Est-il moins vrai, dira-t-on, que l’économie politique est une science qui repose sur des faits ? Quel meilleur moyen de se préparer, de s’initier à cette science, que de recueillir des faits économiques partout où on les trouve, dans les statistiques, dans l’histoire, dans les voyages, dans la vie commune ?

M. Whateley, et avec lui quiconque a quelque connaissance de la méthode, répond facilement qu’il y a ici une différence importante à faire entre la théorie et la pratique, entre la science et l’art. La science consiste dans les principes, et les principes peuvent s’appliquer à une infinité de cas, sous l’influence de causes très diverses, qui en rendront peut-être l’application rigoureuse plus ou moins difficile. Une étude minutieuse des faits, et souvent des faits les plus compliqués, est sans doute nécessaire pour juger si et comment, et dans quelle mesure, et à quelle époque les conclusions de la science peuvent être appliquées à un certain pays, à un certain peuple, dans telles ou telles circonstances. L’homme d’État doit imiter le mécanicien pratique, qui, tout en tenant compte des faits particuliers, ne s’avise pas de révoquer en doute les principes de la mécanique, et qui ne prétend pas pouvoir chaque jour en puiser de nouveaux dans la succession infinie des faits contingents et variables.

Données |
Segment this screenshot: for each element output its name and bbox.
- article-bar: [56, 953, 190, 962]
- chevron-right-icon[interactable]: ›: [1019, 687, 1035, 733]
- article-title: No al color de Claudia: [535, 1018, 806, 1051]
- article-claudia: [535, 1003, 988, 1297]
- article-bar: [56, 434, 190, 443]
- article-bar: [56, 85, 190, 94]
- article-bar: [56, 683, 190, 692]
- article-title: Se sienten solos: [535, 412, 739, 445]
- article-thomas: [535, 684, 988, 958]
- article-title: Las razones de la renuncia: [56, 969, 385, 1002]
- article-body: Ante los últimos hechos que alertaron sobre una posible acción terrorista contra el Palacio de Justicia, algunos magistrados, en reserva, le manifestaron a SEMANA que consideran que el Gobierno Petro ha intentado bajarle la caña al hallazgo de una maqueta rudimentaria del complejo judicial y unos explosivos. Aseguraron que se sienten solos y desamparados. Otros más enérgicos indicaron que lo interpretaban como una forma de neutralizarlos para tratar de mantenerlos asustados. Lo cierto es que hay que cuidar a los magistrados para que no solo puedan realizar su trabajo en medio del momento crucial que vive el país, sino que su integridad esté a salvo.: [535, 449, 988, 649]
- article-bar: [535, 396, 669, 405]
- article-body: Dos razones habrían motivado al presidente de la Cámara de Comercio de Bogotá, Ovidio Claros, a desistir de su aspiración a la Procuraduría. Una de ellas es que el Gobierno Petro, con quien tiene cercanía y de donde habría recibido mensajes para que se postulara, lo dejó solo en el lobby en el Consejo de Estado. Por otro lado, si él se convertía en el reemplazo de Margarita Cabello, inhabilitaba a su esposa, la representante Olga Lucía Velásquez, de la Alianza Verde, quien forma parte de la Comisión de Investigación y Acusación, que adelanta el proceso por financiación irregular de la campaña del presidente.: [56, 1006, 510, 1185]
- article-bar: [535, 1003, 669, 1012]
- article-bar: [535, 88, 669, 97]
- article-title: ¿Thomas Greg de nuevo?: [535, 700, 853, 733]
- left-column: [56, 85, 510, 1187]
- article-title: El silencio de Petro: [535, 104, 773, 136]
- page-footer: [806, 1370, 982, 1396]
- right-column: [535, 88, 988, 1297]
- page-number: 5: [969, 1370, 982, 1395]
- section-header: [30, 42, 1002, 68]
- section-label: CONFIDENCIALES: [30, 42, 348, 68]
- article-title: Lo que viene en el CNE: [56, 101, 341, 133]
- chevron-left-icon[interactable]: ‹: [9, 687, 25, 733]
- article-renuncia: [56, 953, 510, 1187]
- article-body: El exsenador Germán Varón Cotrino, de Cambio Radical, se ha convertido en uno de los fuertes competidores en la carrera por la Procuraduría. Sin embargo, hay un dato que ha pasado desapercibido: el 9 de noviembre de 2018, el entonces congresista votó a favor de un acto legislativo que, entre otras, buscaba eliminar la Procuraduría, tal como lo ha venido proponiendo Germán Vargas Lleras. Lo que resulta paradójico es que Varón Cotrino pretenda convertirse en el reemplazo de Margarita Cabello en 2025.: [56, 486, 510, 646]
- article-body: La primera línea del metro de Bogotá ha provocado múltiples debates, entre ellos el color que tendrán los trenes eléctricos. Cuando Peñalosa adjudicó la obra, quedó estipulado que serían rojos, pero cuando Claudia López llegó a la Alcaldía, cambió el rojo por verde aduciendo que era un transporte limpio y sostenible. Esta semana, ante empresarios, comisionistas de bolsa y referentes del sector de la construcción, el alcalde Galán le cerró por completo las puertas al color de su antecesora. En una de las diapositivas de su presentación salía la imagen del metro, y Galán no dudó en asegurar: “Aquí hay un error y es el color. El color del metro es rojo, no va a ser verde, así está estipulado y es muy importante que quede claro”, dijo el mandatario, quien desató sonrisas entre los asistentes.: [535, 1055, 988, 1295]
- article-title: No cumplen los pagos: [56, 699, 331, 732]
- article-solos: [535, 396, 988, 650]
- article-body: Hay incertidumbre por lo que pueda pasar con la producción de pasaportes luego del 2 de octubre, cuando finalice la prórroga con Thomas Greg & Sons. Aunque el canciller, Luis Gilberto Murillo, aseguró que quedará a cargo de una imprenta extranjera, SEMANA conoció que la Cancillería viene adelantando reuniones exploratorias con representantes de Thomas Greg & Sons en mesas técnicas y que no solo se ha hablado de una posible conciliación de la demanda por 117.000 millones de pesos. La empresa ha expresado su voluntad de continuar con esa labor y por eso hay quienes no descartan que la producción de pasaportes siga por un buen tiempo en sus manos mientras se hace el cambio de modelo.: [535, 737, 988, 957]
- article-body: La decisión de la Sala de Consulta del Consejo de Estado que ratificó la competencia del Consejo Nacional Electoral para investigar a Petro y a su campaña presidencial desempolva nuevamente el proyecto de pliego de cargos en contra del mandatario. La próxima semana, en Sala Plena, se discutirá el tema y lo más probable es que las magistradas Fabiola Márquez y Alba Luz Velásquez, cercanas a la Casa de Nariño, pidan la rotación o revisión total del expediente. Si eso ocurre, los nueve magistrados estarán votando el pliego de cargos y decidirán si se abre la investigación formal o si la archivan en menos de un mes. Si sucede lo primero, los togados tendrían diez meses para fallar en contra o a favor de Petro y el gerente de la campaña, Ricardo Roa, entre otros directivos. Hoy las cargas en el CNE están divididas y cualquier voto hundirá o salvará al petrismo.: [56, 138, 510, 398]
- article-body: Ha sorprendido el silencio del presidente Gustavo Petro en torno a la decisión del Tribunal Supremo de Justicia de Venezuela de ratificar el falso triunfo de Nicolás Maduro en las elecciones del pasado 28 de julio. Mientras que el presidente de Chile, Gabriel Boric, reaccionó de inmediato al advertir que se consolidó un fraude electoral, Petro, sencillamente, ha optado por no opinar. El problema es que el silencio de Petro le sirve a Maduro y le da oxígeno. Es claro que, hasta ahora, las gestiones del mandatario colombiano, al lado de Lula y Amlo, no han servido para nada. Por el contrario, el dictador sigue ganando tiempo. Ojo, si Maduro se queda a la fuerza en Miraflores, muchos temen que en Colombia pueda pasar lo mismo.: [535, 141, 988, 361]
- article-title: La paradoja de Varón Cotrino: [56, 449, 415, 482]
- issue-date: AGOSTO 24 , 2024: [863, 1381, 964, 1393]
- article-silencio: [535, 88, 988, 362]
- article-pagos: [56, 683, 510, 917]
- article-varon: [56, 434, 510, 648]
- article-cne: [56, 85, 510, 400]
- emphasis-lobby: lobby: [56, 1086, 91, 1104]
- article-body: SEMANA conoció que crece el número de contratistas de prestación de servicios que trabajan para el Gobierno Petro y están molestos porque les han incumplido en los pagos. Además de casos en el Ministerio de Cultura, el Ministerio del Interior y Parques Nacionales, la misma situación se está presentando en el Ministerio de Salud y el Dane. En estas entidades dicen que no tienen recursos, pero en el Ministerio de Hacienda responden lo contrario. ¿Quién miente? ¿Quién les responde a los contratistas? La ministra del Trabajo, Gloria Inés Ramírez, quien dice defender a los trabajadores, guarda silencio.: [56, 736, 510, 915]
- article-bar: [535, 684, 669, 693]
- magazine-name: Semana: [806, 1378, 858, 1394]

Consignes |
- a) Recopiez mot pour mot le passage de l'extrait sur l'économie politique qui commence par « Est-il moins vrai, dira-t-on, que » et se termine par « la vie commune ? ».
- b) Réécrivez uniquement les lignes des enregistrements qui vont du début jusqu'à la ligne contenant « - article-bar: [535, 396, 669, 405] », bornes comprises, en y substituant « article-divider » à « article-bar » sans rien modifier d'autre.

Corrigés |
- a)
Est-il moins vrai, dira-t-on, que l’économie politique est une science qui repose sur des faits ? Quel meilleur moyen de se préparer, de s’initier à cette science, que de recueillir des faits économiques partout où on les trouve, dans les statistiques, dans l’histoire, dans les voyages, dans la vie commune ?

- b)
Segment this screenshot: for each element output its name and bbox.
- article-divider: [56, 953, 190, 962]
- chevron-right-icon[interactable]: ›: [1019, 687, 1035, 733]
- article-title: No al color de Claudia: [535, 1018, 806, 1051]
- article-claudia: [535, 1003, 988, 1297]
- article-divider: [56, 434, 190, 443]
- article-divider: [56, 85, 190, 94]
- article-divider: [56, 683, 190, 692]
- article-title: Se sienten solos: [535, 412, 739, 445]
- article-thomas: [535, 684, 988, 958]
- article-title: Las razones de la renuncia: [56, 969, 385, 1002]
- article-body: Ante los últimos hechos que alertaron sobre una posible acción terrorista contra el Palacio de Justicia, algunos magistrados, en reserva, le manifestaron a SEMANA que consideran que el Gobierno Petro ha intentado bajarle la caña al hallazgo de una maqueta rudimentaria del complejo judicial y unos explosivos. Aseguraron que se sienten solos y desamparados. Otros más enérgicos indicaron que lo interpretaban como una forma de neutralizarlos para tratar de mantenerlos asustados. Lo cierto es que hay que cuidar a los magistrados para que no solo puedan realizar su trabajo en medio del momento crucial que vive el país, sino que su integridad esté a salvo.: [535, 449, 988, 649]
- article-divider: [535, 396, 669, 405]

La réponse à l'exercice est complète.